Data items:
[start]
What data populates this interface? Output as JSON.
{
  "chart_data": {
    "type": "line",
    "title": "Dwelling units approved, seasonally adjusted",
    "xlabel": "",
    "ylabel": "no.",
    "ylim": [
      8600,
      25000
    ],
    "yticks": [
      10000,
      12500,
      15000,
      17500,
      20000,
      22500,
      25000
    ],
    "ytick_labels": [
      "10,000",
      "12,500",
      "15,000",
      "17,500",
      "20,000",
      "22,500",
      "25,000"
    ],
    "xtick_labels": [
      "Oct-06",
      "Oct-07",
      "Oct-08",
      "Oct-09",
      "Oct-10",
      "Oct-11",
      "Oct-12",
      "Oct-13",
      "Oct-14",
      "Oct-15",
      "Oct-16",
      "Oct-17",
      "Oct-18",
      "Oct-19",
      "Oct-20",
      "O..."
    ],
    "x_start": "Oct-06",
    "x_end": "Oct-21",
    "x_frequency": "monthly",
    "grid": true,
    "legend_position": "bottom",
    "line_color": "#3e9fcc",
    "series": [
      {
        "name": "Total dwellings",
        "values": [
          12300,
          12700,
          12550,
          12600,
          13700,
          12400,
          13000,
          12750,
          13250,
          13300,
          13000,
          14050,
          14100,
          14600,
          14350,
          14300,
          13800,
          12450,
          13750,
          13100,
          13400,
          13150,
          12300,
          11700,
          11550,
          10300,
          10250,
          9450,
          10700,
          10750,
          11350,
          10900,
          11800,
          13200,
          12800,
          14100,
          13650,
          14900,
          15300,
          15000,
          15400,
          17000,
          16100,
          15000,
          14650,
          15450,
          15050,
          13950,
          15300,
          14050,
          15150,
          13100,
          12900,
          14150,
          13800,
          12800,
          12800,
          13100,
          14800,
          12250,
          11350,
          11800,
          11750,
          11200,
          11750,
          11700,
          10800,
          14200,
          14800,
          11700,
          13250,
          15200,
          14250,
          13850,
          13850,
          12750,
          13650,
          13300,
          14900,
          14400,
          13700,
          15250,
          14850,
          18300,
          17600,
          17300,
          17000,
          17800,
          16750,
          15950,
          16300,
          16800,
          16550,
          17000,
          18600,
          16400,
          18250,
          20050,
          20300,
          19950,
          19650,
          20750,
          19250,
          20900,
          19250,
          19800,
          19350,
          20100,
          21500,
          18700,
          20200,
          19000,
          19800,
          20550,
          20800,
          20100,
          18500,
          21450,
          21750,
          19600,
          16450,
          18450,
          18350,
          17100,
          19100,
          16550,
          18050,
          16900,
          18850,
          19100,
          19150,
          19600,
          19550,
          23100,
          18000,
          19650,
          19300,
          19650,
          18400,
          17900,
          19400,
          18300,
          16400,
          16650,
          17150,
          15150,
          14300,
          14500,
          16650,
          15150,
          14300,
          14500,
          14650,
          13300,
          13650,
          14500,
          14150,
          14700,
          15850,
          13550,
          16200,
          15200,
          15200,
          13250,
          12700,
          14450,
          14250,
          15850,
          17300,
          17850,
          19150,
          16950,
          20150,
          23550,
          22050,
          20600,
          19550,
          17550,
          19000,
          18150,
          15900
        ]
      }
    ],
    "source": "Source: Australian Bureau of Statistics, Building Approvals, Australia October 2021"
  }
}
[end]
WHAT YOU ARE ASKED TO DO: Each record above should be restated word for word.

SOLVED EXERCISE:
What data populates this interface? Output as JSON.
{
  "chart_data": {
    "type": "line",
    "title": "Dwelling units approved, seasonally adjusted",
    "xlabel": "",
    "ylabel": "no.",
    "ylim": [
      8600,
      25000
    ],
    "yticks": [
      10000,
      12500,
      15000,
      17500,
      20000,
      22500,
      25000
    ],
    "ytick_labels": [
      "10,000",
      "12,500",
      "15,000",
      "17,500",
      "20,000",
      "22,500",
      "25,000"
    ],
    "xtick_labels": [
      "Oct-06",
      "Oct-07",
      "Oct-08",
      "Oct-09",
      "Oct-10",
      "Oct-11",
      "Oct-12",
      "Oct-13",
      "Oct-14",
      "Oct-15",
      "Oct-16",
      "Oct-17",
      "Oct-18",
      "Oct-19",
      "Oct-20",
      "O..."
    ],
    "x_start": "Oct-06",
    "x_end": "Oct-21",
    "x_frequency": "monthly",
    "grid": true,
    "legend_position": "bottom",
    "line_color": "#3e9fcc",
    "series": [
      {
        "name": "Total dwellings",
        "values": [
          12300,
          12700,
          12550,
          12600,
          13700,
          12400,
          13000,
          12750,
          13250,
          13300,
          13000,
          14050,
          14100,
          14600,
          14350,
          14300,
          13800,
          12450,
          13750,
          13100,
          13400,
          13150,
          12300,
          11700,
          11550,
          10300,
          10250,
          9450,
          10700,
          10750,
          11350,
          10900,
          11800,
          13200,
          12800,
          14100,
          13650,
          14900,
          15300,
          15000,
          15400,
          17000,
          16100,
          15000,
          14650,
          15450,
          15050,
          13950,
          15300,
          14050,
          15150,
          13100,
          12900,
          14150,
          13800,
          12800,
          12800,
          13100,
          14800,
          12250,
          11350,
          11800,
          11750,
          11200,
          11750,
          11700,
          10800,
          14200,
          14800,
          11700,
          13250,
          15200,
          14250,
          13850,
          13850,
          12750,
          13650,
          13300,
          14900,
          14400,
          13700,
          15250,
          14850,
          18300,
          17600,
          17300,
          17000,
          17800,
          16750,
          15950,
          16300,
          16800,
          16550,
          17000,
          18600,
          16400,
          18250,
          20050,
          20300,
          19950,
          19650,
          20750,
          19250,
          20900,
          19250,
          19800,
          19350,
          20100,
          21500,
          18700,
          20200,
          19000,
          19800,
          20550,
          20800,
          20100,
          18500,
          21450,
          21750,
          19600,
          16450,
          18450,
          18350,
          17100,
          19100,
          16550,
          18050,
          16900,
          18850,
          19100,
          19150,
          19600,
          19550,
          23100,
          18000,
          19650,
          19300,
          19650,
          18400,
          17900,
          19400,
          18300,
          16400,
          16650,
          17150,
          15150,
          14300,
          14500,
          16650,
          15150,
          14300,
          14500,
          14650,
          13300,
          13650,
          14500,
          14150,
          14700,
          15850,
          13550,
          16200,
          15200,
          15200,
          13250,
          12700,
          14450,
          14250,
          15850,
          17300,
          17850,
          19150,
          16950,
          20150,
          23550,
          22050,
          20600,
          19550,
          17550,
          19000,
          18150,
          15900
        ]
      }
    ],
    "source": "Source: Australian Bureau of Statistics, Building Approvals, Australia October 2021"
  }
}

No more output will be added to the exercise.